** BEGIN **

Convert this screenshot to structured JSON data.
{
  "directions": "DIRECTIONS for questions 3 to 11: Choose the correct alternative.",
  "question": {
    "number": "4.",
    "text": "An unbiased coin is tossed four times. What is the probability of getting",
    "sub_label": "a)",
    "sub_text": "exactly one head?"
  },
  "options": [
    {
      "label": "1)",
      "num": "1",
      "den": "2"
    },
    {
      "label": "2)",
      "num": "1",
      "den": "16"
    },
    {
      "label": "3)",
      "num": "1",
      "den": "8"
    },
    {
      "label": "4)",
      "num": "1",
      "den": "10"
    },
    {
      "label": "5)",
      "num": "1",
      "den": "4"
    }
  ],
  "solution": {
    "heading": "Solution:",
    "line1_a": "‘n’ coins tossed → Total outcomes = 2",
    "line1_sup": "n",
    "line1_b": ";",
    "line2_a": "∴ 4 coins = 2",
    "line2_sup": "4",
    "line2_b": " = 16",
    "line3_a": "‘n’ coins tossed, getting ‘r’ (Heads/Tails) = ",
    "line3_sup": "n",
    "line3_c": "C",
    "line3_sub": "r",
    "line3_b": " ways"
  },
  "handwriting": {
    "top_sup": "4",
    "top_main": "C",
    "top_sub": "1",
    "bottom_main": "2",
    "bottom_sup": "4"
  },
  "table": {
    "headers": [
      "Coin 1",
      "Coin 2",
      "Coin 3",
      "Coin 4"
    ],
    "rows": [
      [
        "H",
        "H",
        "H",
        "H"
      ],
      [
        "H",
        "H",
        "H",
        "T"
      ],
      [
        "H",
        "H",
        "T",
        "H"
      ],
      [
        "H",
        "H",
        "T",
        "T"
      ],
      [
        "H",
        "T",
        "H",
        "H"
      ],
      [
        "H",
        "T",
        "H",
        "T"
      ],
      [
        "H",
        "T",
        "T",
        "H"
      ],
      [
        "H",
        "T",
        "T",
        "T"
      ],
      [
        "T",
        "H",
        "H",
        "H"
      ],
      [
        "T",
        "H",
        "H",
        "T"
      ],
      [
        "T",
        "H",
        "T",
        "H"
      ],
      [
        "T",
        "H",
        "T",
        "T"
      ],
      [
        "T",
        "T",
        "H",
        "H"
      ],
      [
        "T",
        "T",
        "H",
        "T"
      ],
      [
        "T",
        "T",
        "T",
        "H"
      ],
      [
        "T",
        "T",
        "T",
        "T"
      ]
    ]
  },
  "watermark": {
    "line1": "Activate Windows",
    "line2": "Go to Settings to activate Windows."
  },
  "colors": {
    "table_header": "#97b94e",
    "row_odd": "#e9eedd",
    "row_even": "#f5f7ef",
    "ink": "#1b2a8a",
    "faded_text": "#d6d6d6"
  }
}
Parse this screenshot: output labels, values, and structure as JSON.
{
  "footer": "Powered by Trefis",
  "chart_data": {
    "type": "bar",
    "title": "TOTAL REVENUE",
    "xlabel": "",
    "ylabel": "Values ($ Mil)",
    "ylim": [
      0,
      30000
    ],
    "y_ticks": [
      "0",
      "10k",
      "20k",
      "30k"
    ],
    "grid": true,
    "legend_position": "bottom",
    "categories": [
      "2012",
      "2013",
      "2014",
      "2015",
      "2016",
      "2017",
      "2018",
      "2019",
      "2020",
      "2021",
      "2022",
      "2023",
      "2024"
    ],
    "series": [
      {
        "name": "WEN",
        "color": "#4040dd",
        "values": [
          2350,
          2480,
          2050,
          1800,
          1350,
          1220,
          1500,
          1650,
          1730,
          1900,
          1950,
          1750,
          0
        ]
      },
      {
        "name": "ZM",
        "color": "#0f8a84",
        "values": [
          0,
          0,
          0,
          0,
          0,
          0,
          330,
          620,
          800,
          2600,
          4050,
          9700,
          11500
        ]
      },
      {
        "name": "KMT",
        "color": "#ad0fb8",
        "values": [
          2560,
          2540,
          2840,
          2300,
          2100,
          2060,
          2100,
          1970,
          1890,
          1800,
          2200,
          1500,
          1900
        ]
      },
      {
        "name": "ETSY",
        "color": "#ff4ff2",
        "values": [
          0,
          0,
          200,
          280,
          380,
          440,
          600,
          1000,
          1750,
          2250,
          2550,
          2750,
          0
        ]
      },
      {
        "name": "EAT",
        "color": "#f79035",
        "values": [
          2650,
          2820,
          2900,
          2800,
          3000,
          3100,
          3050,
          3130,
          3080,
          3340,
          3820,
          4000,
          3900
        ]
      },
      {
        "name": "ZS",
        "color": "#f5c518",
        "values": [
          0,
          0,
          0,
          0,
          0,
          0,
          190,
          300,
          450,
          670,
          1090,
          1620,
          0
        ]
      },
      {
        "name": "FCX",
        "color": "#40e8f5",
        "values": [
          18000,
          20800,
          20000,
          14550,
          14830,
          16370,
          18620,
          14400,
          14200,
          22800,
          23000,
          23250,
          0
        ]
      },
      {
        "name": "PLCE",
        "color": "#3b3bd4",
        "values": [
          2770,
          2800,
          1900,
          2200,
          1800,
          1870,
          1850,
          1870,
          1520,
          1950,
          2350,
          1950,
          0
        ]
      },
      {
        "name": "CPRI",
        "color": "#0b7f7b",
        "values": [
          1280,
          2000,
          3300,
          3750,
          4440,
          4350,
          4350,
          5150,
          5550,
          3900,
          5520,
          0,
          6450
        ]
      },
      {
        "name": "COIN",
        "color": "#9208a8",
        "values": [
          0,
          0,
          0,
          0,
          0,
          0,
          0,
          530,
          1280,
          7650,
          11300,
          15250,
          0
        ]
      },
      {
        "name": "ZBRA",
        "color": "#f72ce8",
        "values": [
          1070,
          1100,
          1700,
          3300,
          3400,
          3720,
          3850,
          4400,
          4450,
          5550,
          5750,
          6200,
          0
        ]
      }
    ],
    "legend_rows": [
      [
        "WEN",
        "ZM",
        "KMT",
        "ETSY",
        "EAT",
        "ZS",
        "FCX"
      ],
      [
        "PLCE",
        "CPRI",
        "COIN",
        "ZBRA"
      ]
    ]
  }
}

** END **

Give all the records again. Match them exactly.

Convert this screenshot to structured JSON data.
{
  "directions": "DIRECTIONS for questions 3 to 11: Choose the correct alternative.",
  "question": {
    "number": "4.",
    "text": "An unbiased coin is tossed four times. What is the probability of getting",
    "sub_label": "a)",
    "sub_text": "exactly one head?"
  },
  "options": [
    {
      "label": "1)",
      "num": "1",
      "den": "2"
    },
    {
      "label": "2)",
      "num": "1",
      "den": "16"
    },
    {
      "label": "3)",
      "num": "1",
      "den": "8"
    },
    {
      "label": "4)",
      "num": "1",
      "den": "10"
    },
    {
      "label": "5)",
      "num": "1",
      "den": "4"
    }
  ],
  "solution": {
    "heading": "Solution:",
    "line1_a": "‘n’ coins tossed → Total outcomes = 2",
    "line1_sup": "n",
    "line1_b": ";",
    "line2_a": "∴ 4 coins = 2",
    "line2_sup": "4",
    "line2_b": " = 16",
    "line3_a": "‘n’ coins tossed, getting ‘r’ (Heads/Tails) = ",
    "line3_sup": "n",
    "line3_c": "C",
    "line3_sub": "r",
    "line3_b": " ways"
  },
  "handwriting": {
    "top_sup": "4",
    "top_main": "C",
    "top_sub": "1",
    "bottom_main": "2",
    "bottom_sup": "4"
  },
  "table": {
    "headers": [
      "Coin 1",
      "Coin 2",
      "Coin 3",
      "Coin 4"
    ],
    "rows": [
      [
        "H",
        "H",
        "H",
        "H"
      ],
      [
        "H",
        "H",
        "H",
        "T"
      ],
      [
        "H",
        "H",
        "T",
        "H"
      ],
      [
        "H",
        "H",
        "T",
        "T"
      ],
      [
        "H",
        "T",
        "H",
        "H"
      ],
      [
        "H",
        "T",
        "H",
        "T"
      ],
      [
        "H",
        "T",
        "T",
        "H"
      ],
      [
        "H",
        "T",
        "T",
        "T"
      ],
      [
        "T",
        "H",
        "H",
        "H"
      ],
      [
        "T",
        "H",
        "H",
        "T"
      ],
      [
        "T",
        "H",
        "T",
        "H"
      ],
      [
        "T",
        "H",
        "T",
        "T"
      ],
      [
        "T",
        "T",
        "H",
        "H"
      ],
      [
        "T",
        "T",
        "H",
        "T"
      ],
      [
        "T",
        "T",
        "T",
        "H"
      ],
      [
        "T",
        "T",
        "T",
        "T"
      ]
    ]
  },
  "watermark": {
    "line1": "Activate Windows",
    "line2": "Go to Settings to activate Windows."
  },
  "colors": {
    "table_header": "#97b94e",
    "row_odd": "#e9eedd",
    "row_even": "#f5f7ef",
    "ink": "#1b2a8a",
    "faded_text": "#d6d6d6"
  }
}
Parse this screenshot: output labels, values, and structure as JSON.
{
  "footer": "Powered by Trefis",
  "chart_data": {
    "type": "bar",
    "title": "TOTAL REVENUE",
    "xlabel": "",
    "ylabel": "Values ($ Mil)",
    "ylim": [
      0,
      30000
    ],
    "y_ticks": [
      "0",
      "10k",
      "20k",
      "30k"
    ],
    "grid": true,
    "legend_position": "bottom",
    "categories": [
      "2012",
      "2013",
      "2014",
      "2015",
      "2016",
      "2017",
      "2018",
      "2019",
      "2020",
      "2021",
      "2022",
      "2023",
      "2024"
    ],
    "series": [
      {
        "name": "WEN",
        "color": "#4040dd",
        "values": [
          2350,
          2480,
          2050,
          1800,
          1350,
          1220,
          1500,
          1650,
          1730,
          1900,
          1950,
          1750,
          0
        ]
      },
      {
        "name": "ZM",
        "color": "#0f8a84",
        "values": [
          0,
          0,
          0,
          0,
          0,
          0,
          330,
          620,
          800,
          2600,
          4050,
          9700,
          11500
        ]
      },
      {
        "name": "KMT",
        "color": "#ad0fb8",
        "values": [
          2560,
          2540,
          2840,
          2300,
          2100,
          2060,
          2100,
          1970,
          1890,
          1800,
          2200,
          1500,
          1900
        ]
      },
      {
        "name": "ETSY",
        "color": "#ff4ff2",
        "values": [
          0,
          0,
          200,
          280,
          380,
          440,
          600,
          1000,
          1750,
          2250,
          2550,
          2750,
          0
        ]
      },
      {
        "name": "EAT",
        "color": "#f79035",
        "values": [
          2650,
          2820,
          2900,
          2800,
          3000,
          3100,
          3050,
          3130,
          3080,
          3340,
          3820,
          4000,
          3900
        ]
      },
      {
        "name": "ZS",
        "color": "#f5c518",
        "values": [
          0,
          0,
          0,
          0,
          0,
          0,
          190,
          300,
          450,
          670,
          1090,
          1620,
          0
        ]
      },
      {
        "name": "FCX",
        "color": "#40e8f5",
        "values": [
          18000,
          20800,
          20000,
          14550,
          14830,
          16370,
          18620,
          14400,
          14200,
          22800,
          23000,
          23250,
          0
        ]
      },
      {
        "name": "PLCE",
        "color": "#3b3bd4",
        "values": [
          2770,
          2800,
          1900,
          2200,
          1800,
          1870,
          1850,
          1870,
          1520,
          1950,
          2350,
          1950,
          0
        ]
      },
      {
        "name": "CPRI",
        "color": "#0b7f7b",
        "values": [
          1280,
          2000,
          3300,
          3750,
          4440,
          4350,
          4350,
          5150,
          5550,
          3900,
          5520,
          0,
          6450
        ]
      },
      {
        "name": "COIN",
        "color": "#9208a8",
        "values": [
          0,
          0,
          0,
          0,
          0,
          0,
          0,
          530,
          1280,
          7650,
          11300,
          15250,
          0
        ]
      },
      {
        "name": "ZBRA",
        "color": "#f72ce8",
        "values": [
          1070,
          1100,
          1700,
          3300,
          3400,
          3720,
          3850,
          4400,
          4450,
          5550,
          5750,
          6200,
          0
        ]
      }
    ],
    "legend_rows": [
      [
        "WEN",
        "ZM",
        "KMT",
        "ETSY",
        "EAT",
        "ZS",
        "FCX"
      ],
      [
        "PLCE",
        "CPRI",
        "COIN",
        "ZBRA"
      ]
    ]
  }
}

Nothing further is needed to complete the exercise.